-- START OF RAW DATA --

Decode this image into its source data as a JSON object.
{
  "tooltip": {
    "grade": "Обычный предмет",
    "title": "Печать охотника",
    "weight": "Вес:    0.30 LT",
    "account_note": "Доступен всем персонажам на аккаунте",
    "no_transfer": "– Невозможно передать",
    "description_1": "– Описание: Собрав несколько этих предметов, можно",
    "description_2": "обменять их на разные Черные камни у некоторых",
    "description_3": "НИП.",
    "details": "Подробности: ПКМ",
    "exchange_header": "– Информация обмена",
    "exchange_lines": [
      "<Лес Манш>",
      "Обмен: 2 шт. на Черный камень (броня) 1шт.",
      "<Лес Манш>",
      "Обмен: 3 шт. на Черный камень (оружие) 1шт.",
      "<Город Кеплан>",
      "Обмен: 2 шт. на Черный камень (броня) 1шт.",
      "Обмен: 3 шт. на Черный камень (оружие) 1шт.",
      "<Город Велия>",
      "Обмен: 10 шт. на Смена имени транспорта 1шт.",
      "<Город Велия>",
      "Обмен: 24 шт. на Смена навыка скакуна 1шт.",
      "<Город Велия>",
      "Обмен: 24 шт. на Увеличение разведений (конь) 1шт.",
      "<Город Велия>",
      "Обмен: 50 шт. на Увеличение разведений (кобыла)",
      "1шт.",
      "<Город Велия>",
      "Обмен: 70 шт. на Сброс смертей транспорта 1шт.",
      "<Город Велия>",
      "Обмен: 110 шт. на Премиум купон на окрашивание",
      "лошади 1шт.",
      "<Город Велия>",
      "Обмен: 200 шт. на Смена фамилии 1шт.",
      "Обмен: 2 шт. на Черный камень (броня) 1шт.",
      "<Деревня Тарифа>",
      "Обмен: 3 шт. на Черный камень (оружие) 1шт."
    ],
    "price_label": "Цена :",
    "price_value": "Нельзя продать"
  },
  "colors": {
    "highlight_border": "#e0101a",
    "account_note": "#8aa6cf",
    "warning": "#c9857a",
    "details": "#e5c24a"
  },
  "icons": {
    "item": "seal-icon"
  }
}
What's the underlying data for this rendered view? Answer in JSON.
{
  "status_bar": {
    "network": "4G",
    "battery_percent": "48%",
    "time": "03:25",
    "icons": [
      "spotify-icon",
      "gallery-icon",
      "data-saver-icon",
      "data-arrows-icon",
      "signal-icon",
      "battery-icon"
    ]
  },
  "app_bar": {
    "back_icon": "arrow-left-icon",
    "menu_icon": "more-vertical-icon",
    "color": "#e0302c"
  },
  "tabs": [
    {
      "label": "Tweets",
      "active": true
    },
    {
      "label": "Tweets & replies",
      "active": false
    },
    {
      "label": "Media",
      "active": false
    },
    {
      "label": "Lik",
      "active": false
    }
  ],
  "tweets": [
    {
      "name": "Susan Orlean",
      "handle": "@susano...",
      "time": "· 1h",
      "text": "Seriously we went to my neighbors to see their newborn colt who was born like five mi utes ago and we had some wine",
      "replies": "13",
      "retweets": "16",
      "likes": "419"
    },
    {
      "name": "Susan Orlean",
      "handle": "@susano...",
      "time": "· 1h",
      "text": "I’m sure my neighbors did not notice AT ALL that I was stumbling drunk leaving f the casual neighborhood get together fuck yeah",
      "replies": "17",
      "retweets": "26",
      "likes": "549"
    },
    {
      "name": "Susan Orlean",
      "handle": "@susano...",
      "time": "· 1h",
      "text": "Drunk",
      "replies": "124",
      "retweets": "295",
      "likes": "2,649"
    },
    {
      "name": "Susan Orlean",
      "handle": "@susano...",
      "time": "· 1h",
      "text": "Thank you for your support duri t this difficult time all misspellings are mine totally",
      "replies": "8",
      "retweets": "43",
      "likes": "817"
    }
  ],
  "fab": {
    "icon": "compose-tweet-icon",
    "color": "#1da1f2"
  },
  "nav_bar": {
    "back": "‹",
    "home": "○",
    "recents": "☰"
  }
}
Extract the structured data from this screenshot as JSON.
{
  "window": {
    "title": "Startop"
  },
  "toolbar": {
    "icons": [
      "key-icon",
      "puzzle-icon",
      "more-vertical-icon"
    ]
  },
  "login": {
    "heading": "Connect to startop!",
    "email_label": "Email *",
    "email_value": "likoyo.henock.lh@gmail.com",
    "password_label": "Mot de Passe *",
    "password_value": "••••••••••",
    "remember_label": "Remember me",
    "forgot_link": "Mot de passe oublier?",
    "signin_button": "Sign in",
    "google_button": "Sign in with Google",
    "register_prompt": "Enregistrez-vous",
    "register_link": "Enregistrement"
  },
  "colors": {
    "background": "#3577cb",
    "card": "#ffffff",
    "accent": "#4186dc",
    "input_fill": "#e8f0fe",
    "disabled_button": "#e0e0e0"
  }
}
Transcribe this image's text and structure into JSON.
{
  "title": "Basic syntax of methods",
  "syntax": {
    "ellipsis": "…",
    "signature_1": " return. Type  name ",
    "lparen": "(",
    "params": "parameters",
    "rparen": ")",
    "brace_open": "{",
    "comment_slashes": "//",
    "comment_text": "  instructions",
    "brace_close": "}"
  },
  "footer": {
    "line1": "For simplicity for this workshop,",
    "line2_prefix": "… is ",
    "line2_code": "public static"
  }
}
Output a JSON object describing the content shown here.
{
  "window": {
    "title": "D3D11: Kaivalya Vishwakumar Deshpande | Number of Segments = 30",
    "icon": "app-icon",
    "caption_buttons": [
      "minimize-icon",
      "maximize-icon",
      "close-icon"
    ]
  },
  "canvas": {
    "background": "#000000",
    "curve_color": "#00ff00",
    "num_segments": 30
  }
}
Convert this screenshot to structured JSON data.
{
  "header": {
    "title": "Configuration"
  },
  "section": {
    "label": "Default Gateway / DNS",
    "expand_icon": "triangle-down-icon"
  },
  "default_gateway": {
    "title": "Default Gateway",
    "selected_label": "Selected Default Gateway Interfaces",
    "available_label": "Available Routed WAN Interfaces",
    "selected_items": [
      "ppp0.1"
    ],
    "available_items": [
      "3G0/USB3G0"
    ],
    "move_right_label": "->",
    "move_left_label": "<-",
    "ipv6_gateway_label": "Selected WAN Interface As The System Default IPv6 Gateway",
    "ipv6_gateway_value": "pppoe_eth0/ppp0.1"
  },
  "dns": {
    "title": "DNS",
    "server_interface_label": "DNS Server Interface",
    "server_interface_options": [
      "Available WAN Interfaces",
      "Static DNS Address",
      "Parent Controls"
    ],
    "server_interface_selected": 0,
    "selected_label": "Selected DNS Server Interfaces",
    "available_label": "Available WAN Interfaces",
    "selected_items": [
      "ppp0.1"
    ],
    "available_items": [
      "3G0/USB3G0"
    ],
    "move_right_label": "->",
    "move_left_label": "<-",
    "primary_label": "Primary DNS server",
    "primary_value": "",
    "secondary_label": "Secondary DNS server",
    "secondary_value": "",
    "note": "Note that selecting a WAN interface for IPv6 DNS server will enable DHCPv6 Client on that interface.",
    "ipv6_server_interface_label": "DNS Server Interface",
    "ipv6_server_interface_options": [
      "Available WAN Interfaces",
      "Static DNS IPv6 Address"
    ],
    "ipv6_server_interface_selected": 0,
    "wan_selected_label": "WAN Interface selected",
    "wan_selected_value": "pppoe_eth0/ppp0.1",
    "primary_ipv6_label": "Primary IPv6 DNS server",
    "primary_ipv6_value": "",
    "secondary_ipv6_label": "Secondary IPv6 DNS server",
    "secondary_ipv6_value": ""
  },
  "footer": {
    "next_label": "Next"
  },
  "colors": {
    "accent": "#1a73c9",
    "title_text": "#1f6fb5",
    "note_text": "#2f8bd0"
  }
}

-- END OF RAW DATA --

◆ WRITTEN REQUEST: Retype every record above exactly as written.

◆ ANSWER TO THIS EXERCISE:
Decode this image into its source data as a JSON object.
{
  "tooltip": {
    "grade": "Обычный предмет",
    "title": "Печать охотника",
    "weight": "Вес:    0.30 LT",
    "account_note": "Доступен всем персонажам на аккаунте",
    "no_transfer": "– Невозможно передать",
    "description_1": "– Описание: Собрав несколько этих предметов, можно",
    "description_2": "обменять их на разные Черные камни у некоторых",
    "description_3": "НИП.",
    "details": "Подробности: ПКМ",
    "exchange_header": "– Информация обмена",
    "exchange_lines": [
      "<Лес Манш>",
      "Обмен: 2 шт. на Черный камень (броня) 1шт.",
      "<Лес Манш>",
      "Обмен: 3 шт. на Черный камень (оружие) 1шт.",
      "<Город Кеплан>",
      "Обмен: 2 шт. на Черный камень (броня) 1шт.",
      "Обмен: 3 шт. на Черный камень (оружие) 1шт.",
      "<Город Велия>",
      "Обмен: 10 шт. на Смена имени транспорта 1шт.",
      "<Город Велия>",
      "Обмен: 24 шт. на Смена навыка скакуна 1шт.",
      "<Город Велия>",
      "Обмен: 24 шт. на Увеличение разведений (конь) 1шт.",
      "<Город Велия>",
      "Обмен: 50 шт. на Увеличение разведений (кобыла)",
      "1шт.",
      "<Город Велия>",
      "Обмен: 70 шт. на Сброс смертей транспорта 1шт.",
      "<Город Велия>",
      "Обмен: 110 шт. на Премиум купон на окрашивание",
      "лошади 1шт.",
      "<Город Велия>",
      "Обмен: 200 шт. на Смена фамилии 1шт.",
      "Обмен: 2 шт. на Черный камень (броня) 1шт.",
      "<Деревня Тарифа>",
      "Обмен: 3 шт. на Черный камень (оружие) 1шт."
    ],
    "price_label": "Цена :",
    "price_value": "Нельзя продать"
  },
  "colors": {
    "highlight_border": "#e0101a",
    "account_note": "#8aa6cf",
    "warning": "#c9857a",
    "details": "#e5c24a"
  },
  "icons": {
    "item": "seal-icon"
  }
}
What's the underlying data for this rendered view? Answer in JSON.
{
  "status_bar": {
    "network": "4G",
    "battery_percent": "48%",
    "time": "03:25",
    "icons": [
      "spotify-icon",
      "gallery-icon",
      "data-saver-icon",
      "data-arrows-icon",
      "signal-icon",
      "battery-icon"
    ]
  },
  "app_bar": {
    "back_icon": "arrow-left-icon",
    "menu_icon": "more-vertical-icon",
    "color": "#e0302c"
  },
  "tabs": [
    {
      "label": "Tweets",
      "active": true
    },
    {
      "label": "Tweets & replies",
      "active": false
    },
    {
      "label": "Media",
      "active": false
    },
    {
      "label": "Lik",
      "active": false
    }
  ],
  "tweets": [
    {
      "name": "Susan Orlean",
      "handle": "@susano...",
      "time": "· 1h",
      "text": "Seriously we went to my neighbors to see their newborn colt who was born like five mi utes ago and we had some wine",
      "replies": "13",
      "retweets": "16",
      "likes": "419"
    },
    {
      "name": "Susan Orlean",
      "handle": "@susano...",
      "time": "· 1h",
      "text": "I’m sure my neighbors did not notice AT ALL that I was stumbling drunk leaving f the casual neighborhood get together fuck yeah",
      "replies": "17",
      "retweets": "26",
      "likes": "549"
    },
    {
      "name": "Susan Orlean",
      "handle": "@susano...",
      "time": "· 1h",
      "text": "Drunk",
      "replies": "124",
      "retweets": "295",
      "likes": "2,649"
    },
    {
      "name": "Susan Orlean",
      "handle": "@susano...",
      "time": "· 1h",
      "text": "Thank you for your support duri t this difficult time all misspellings are mine totally",
      "replies": "8",
      "retweets": "43",
      "likes": "817"
    }
  ],
  "fab": {
    "icon": "compose-tweet-icon",
    "color": "#1da1f2"
  },
  "nav_bar": {
    "back": "‹",
    "home": "○",
    "recents": "☰"
  }
}
Extract the structured data from this screenshot as JSON.
{
  "window": {
    "title": "Startop"
  },
  "toolbar": {
    "icons": [
      "key-icon",
      "puzzle-icon",
      "more-vertical-icon"
    ]
  },
  "login": {
    "heading": "Connect to startop!",
    "email_label": "Email *",
    "email_value": "likoyo.henock.lh@gmail.com",
    "password_label": "Mot de Passe *",
    "password_value": "••••••••••",
    "remember_label": "Remember me",
    "forgot_link": "Mot de passe oublier?",
    "signin_button": "Sign in",
    "google_button": "Sign in with Google",
    "register_prompt": "Enregistrez-vous",
    "register_link": "Enregistrement"
  },
  "colors": {
    "background": "#3577cb",
    "card": "#ffffff",
    "accent": "#4186dc",
    "input_fill": "#e8f0fe",
    "disabled_button": "#e0e0e0"
  }
}
Transcribe this image's text and structure into JSON.
{
  "title": "Basic syntax of methods",
  "syntax": {
    "ellipsis": "…",
    "signature_1": " return. Type  name ",
    "lparen": "(",
    "params": "parameters",
    "rparen": ")",
    "brace_open": "{",
    "comment_slashes": "//",
    "comment_text": "  instructions",
    "brace_close": "}"
  },
  "footer": {
    "line1": "For simplicity for this workshop,",
    "line2_prefix": "… is ",
    "line2_code": "public static"
  }
}
Output a JSON object describing the content shown here.
{
  "window": {
    "title": "D3D11: Kaivalya Vishwakumar Deshpande | Number of Segments = 30",
    "icon": "app-icon",
    "caption_buttons": [
      "minimize-icon",
      "maximize-icon",
      "close-icon"
    ]
  },
  "canvas": {
    "background": "#000000",
    "curve_color": "#00ff00",
    "num_segments": 30
  }
}
Convert this screenshot to structured JSON data.
{
  "header": {
    "title": "Configuration"
  },
  "section": {
    "label": "Default Gateway / DNS",
    "expand_icon": "triangle-down-icon"
  },
  "default_gateway": {
    "title": "Default Gateway",
    "selected_label": "Selected Default Gateway Interfaces",
    "available_label": "Available Routed WAN Interfaces",
    "selected_items": [
      "ppp0.1"
    ],
    "available_items": [
      "3G0/USB3G0"
    ],
    "move_right_label": "->",
    "move_left_label": "<-",
    "ipv6_gateway_label": "Selected WAN Interface As The System Default IPv6 Gateway",
    "ipv6_gateway_value": "pppoe_eth0/ppp0.1"
  },
  "dns": {
    "title": "DNS",
    "server_interface_label": "DNS Server Interface",
    "server_interface_options": [
      "Available WAN Interfaces",
      "Static DNS Address",
      "Parent Controls"
    ],
    "server_interface_selected": 0,
    "selected_label": "Selected DNS Server Interfaces",
    "available_label": "Available WAN Interfaces",
    "selected_items": [
      "ppp0.1"
    ],
    "available_items": [
      "3G0/USB3G0"
    ],
    "move_right_label": "->",
    "move_left_label": "<-",
    "primary_label": "Primary DNS server",
    "primary_value": "",
    "secondary_label": "Secondary DNS server",
    "secondary_value": "",
    "note": "Note that selecting a WAN interface for IPv6 DNS server will enable DHCPv6 Client on that interface.",
    "ipv6_server_interface_label": "DNS Server Interface",
    "ipv6_server_interface_options": [
      "Available WAN Interfaces",
      "Static DNS IPv6 Address"
    ],
    "ipv6_server_interface_selected": 0,
    "wan_selected_label": "WAN Interface selected",
    "wan_selected_value": "pppoe_eth0/ppp0.1",
    "primary_ipv6_label": "Primary IPv6 DNS server",
    "primary_ipv6_value": "",
    "secondary_ipv6_label": "Secondary IPv6 DNS server",
    "secondary_ipv6_value": ""
  },
  "footer": {
    "next_label": "Next"
  },
  "colors": {
    "accent": "#1a73c9",
    "title_text": "#1f6fb5",
    "note_text": "#2f8bd0"
  }
}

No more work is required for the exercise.